:: Listed records

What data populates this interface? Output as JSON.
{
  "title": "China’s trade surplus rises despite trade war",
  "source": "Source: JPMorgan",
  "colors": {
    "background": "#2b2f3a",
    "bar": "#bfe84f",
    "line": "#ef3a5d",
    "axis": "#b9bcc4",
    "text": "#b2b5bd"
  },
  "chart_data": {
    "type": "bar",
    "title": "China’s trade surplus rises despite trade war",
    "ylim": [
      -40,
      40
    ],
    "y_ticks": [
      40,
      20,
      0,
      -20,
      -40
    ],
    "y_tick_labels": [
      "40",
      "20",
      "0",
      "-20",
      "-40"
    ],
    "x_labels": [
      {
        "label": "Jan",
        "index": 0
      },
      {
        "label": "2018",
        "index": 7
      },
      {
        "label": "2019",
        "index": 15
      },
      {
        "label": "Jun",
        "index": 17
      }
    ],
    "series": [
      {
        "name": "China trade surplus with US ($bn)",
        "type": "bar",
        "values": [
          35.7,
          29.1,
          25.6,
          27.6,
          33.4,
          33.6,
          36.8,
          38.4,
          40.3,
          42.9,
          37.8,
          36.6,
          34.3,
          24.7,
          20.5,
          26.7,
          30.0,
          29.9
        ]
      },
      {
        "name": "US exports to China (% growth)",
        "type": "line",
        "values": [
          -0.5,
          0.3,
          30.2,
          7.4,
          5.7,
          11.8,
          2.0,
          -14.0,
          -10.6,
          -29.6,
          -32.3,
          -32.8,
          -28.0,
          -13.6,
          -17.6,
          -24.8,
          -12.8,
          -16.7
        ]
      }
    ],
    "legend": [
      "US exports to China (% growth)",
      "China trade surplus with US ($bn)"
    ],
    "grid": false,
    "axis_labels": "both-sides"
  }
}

::::

What this task involves:
Each line in the entries above that includes the string "title" should be extracted.

The response:
  "title": "China’s trade surplus rises despite trade war",
    "title": "China’s trade surplus rises despite trade war",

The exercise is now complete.